═════ Input material ═════
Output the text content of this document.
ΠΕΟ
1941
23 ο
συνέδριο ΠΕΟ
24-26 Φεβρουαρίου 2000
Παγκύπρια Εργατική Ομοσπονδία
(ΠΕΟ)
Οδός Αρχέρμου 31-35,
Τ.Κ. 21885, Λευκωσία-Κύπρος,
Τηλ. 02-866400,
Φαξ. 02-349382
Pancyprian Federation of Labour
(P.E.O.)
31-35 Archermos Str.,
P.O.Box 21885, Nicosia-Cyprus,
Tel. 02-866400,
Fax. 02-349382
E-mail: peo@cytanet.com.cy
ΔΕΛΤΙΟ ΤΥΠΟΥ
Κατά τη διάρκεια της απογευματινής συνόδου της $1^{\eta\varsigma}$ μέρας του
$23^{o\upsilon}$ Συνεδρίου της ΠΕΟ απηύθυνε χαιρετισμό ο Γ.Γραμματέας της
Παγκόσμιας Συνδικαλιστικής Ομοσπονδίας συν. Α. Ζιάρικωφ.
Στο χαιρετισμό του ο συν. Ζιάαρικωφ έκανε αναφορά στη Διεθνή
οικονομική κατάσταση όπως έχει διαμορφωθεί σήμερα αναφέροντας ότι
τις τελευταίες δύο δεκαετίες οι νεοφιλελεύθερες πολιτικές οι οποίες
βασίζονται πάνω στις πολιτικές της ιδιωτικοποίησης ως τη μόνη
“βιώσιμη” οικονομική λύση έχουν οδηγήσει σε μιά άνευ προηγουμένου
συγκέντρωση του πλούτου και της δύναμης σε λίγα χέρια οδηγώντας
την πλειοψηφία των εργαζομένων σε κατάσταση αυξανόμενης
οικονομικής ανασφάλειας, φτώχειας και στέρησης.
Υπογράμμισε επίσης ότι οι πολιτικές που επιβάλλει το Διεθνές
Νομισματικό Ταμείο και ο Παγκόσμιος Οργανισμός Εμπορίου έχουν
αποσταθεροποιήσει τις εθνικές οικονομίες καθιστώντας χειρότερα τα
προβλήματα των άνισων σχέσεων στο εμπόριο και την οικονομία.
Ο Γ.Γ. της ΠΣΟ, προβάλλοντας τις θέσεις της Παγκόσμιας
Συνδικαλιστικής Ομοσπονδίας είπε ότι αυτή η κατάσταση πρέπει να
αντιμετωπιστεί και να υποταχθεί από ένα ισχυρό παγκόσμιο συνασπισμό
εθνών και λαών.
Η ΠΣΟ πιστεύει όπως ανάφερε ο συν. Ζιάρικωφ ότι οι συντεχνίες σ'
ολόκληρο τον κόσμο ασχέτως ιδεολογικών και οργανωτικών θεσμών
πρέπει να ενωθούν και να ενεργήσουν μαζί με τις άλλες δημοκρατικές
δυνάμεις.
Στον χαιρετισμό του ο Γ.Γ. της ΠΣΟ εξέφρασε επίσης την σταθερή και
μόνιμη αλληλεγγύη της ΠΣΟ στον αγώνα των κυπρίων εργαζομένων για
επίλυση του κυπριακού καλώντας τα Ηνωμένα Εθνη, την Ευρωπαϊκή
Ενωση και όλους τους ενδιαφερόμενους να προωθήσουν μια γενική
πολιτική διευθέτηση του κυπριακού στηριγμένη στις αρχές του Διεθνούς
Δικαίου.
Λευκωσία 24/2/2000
═════
### Task instructions
Copy out all of the lines above exactly.

### The reply
Output the text content of this document.
ΠΕΟ
1941
23 ο
συνέδριο ΠΕΟ
24-26 Φεβρουαρίου 2000
Παγκύπρια Εργατική Ομοσπονδία
(ΠΕΟ)
Οδός Αρχέρμου 31-35,
Τ.Κ. 21885, Λευκωσία-Κύπρος,
Τηλ. 02-866400,
Φαξ. 02-349382
Pancyprian Federation of Labour
(P.E.O.)
31-35 Archermos Str.,
P.O.Box 21885, Nicosia-Cyprus,
Tel. 02-866400,
Fax. 02-349382
E-mail: peo@cytanet.com.cy
ΔΕΛΤΙΟ ΤΥΠΟΥ
Κατά τη διάρκεια της απογευματινής συνόδου της $1^{\eta\varsigma}$ μέρας του
$23^{o\upsilon}$ Συνεδρίου της ΠΕΟ απηύθυνε χαιρετισμό ο Γ.Γραμματέας της
Παγκόσμιας Συνδικαλιστικής Ομοσπονδίας συν. Α. Ζιάρικωφ.
Στο χαιρετισμό του ο συν. Ζιάαρικωφ έκανε αναφορά στη Διεθνή
οικονομική κατάσταση όπως έχει διαμορφωθεί σήμερα αναφέροντας ότι
τις τελευταίες δύο δεκαετίες οι νεοφιλελεύθερες πολιτικές οι οποίες
βασίζονται πάνω στις πολιτικές της ιδιωτικοποίησης ως τη μόνη
“βιώσιμη” οικονομική λύση έχουν οδηγήσει σε μιά άνευ προηγουμένου
συγκέντρωση του πλούτου και της δύναμης σε λίγα χέρια οδηγώντας
την πλειοψηφία των εργαζομένων σε κατάσταση αυξανόμενης
οικονομικής ανασφάλειας, φτώχειας και στέρησης.
Υπογράμμισε επίσης ότι οι πολιτικές που επιβάλλει το Διεθνές
Νομισματικό Ταμείο και ο Παγκόσμιος Οργανισμός Εμπορίου έχουν
αποσταθεροποιήσει τις εθνικές οικονομίες καθιστώντας χειρότερα τα
προβλήματα των άνισων σχέσεων στο εμπόριο και την οικονομία.
Ο Γ.Γ. της ΠΣΟ, προβάλλοντας τις θέσεις της Παγκόσμιας
Συνδικαλιστικής Ομοσπονδίας είπε ότι αυτή η κατάσταση πρέπει να
αντιμετωπιστεί και να υποταχθεί από ένα ισχυρό παγκόσμιο συνασπισμό
εθνών και λαών.
Η ΠΣΟ πιστεύει όπως ανάφερε ο συν. Ζιάρικωφ ότι οι συντεχνίες σ'
ολόκληρο τον κόσμο ασχέτως ιδεολογικών και οργανωτικών θεσμών
πρέπει να ενωθούν και να ενεργήσουν μαζί με τις άλλες δημοκρατικές
δυνάμεις.
Στον χαιρετισμό του ο Γ.Γ. της ΠΣΟ εξέφρασε επίσης την σταθερή και
μόνιμη αλληλεγγύη της ΠΣΟ στον αγώνα των κυπρίων εργαζομένων για
επίλυση του κυπριακού καλώντας τα Ηνωμένα Εθνη, την Ευρωπαϊκή
Ενωση και όλους τους ενδιαφερόμενους να προωθήσουν μια γενική
πολιτική διευθέτηση του κυπριακού στηριγμένη στις αρχές του Διεθνούς
Δικαίου.
Λευκωσία 24/2/2000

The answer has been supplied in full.